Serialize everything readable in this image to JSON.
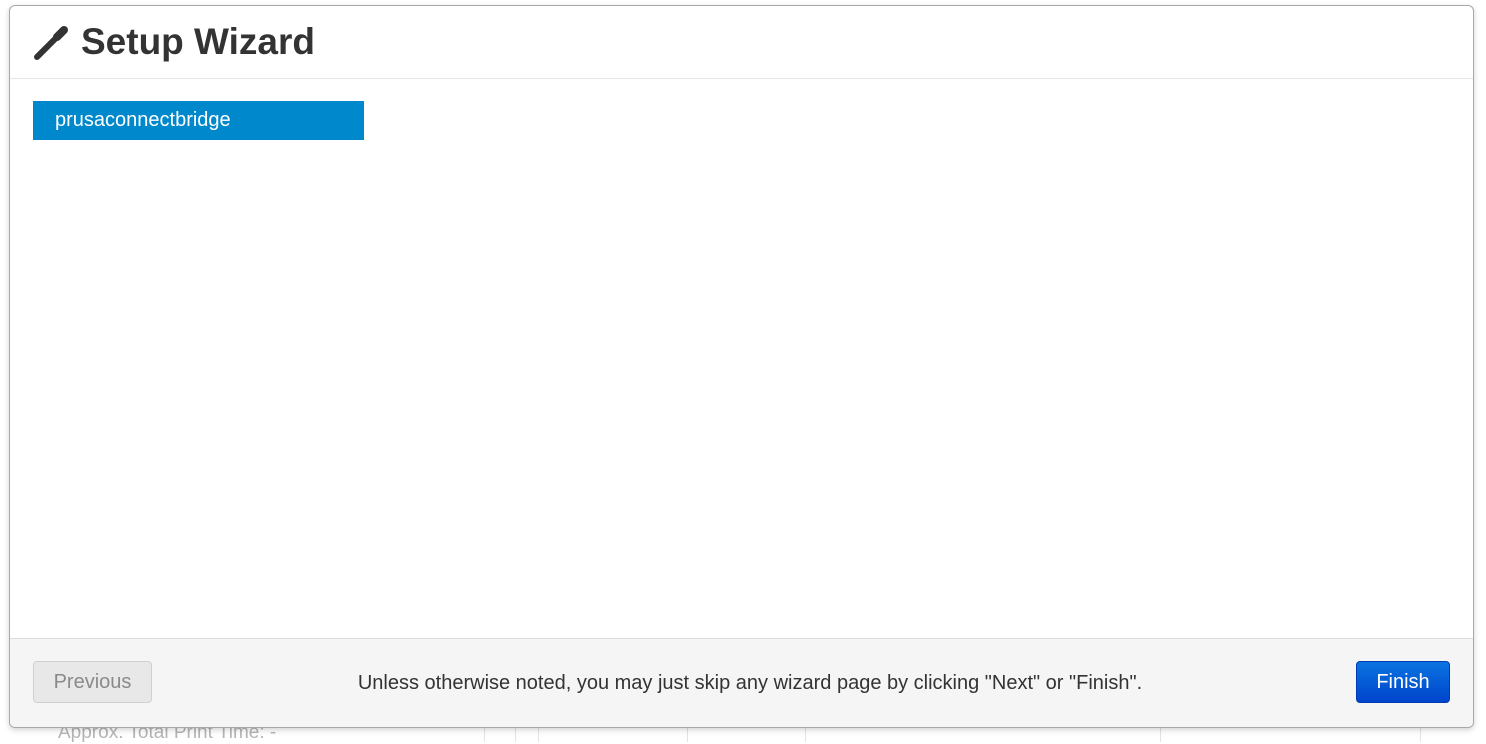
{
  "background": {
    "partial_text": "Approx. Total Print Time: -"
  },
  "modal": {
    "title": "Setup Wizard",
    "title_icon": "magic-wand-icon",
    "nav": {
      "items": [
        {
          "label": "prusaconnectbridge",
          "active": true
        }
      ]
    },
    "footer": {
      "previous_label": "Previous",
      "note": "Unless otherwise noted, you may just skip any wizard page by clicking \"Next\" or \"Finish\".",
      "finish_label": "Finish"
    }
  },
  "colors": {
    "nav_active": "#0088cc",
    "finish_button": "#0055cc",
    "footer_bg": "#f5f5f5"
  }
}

------------------------------------------------------------------------

Task objective: Pictures don't belong in the copy. Transcribe every record exactly as it appears.

The answer:
Serialize everything readable in this image to JSON.
{
  "background": {
    "partial_text": "Approx. Total Print Time: -"
  },
  "modal": {
    "title": "Setup Wizard",
    "title_icon": "magic-wand-icon",
    "nav": {
      "items": [
        {
          "label": "prusaconnectbridge",
          "active": true
        }
      ]
    },
    "footer": {
      "previous_label": "Previous",
      "note": "Unless otherwise noted, you may just skip any wizard page by clicking \"Next\" or \"Finish\".",
      "finish_label": "Finish"
    }
  },
  "colors": {
    "nav_active": "#0088cc",
    "finish_button": "#0055cc",
    "footer_bg": "#f5f5f5"
  }
}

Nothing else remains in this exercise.